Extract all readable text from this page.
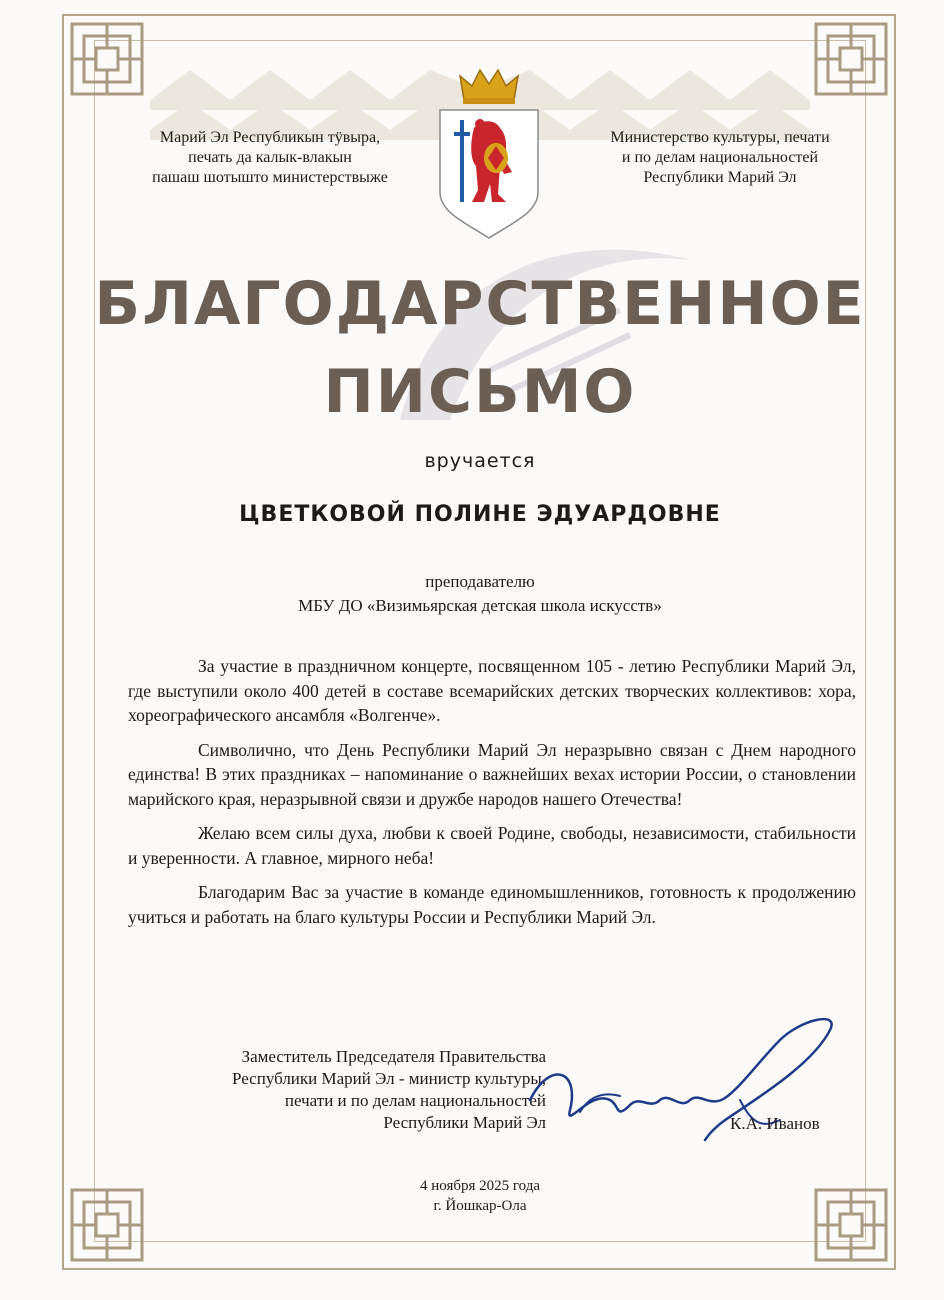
Марий Эл Республикын тӱвыра,
печать да калык-влакын
пашаш шотышто министерствыже
Министерство культуры, печати
и по делам национальностей
Республики Марий Эл
БЛАГОДАРСТВЕННОЕ
ПИСЬМО
вручается
ЦВЕТКОВОЙ ПОЛИНЕ ЭДУАРДОВНЕ
преподавателю
МБУ ДО «Визимьярская детская школа искусств»

За участие в праздничном концерте, посвященном 105 - летию Республики Марий Эл, где выступили около 400 детей в составе всемарийских детских творческих коллективов: хора, хореографического ансамбля «Волгенче».

Символично, что День Республики Марий Эл неразрывно связан с Днем народного единства! В этих праздниках – напоминание о важнейших вехах истории России, о становлении марийского края, неразрывной связи и дружбе народов нашего Отечества!

Желаю всем силы духа, любви к своей Родине, свободы, независимости, стабильности и уверенности. А главное, мирного неба!

Благодарим Вас за участие в команде единомышленников, готовность к продолжению учиться и работать на благо культуры России и Республики Марий Эл.

Заместитель Председателя Правительства
Республики Марий Эл - министр культуры,
печати и по делам национальностей
Республики Марий Эл	К.А. Иванов
4 ноября 2025 года
г. Йошкар-Ола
= = =
**Exercise task**
Your answer should be a single number: the count of lines that contain "культуры".

**Right answer**
3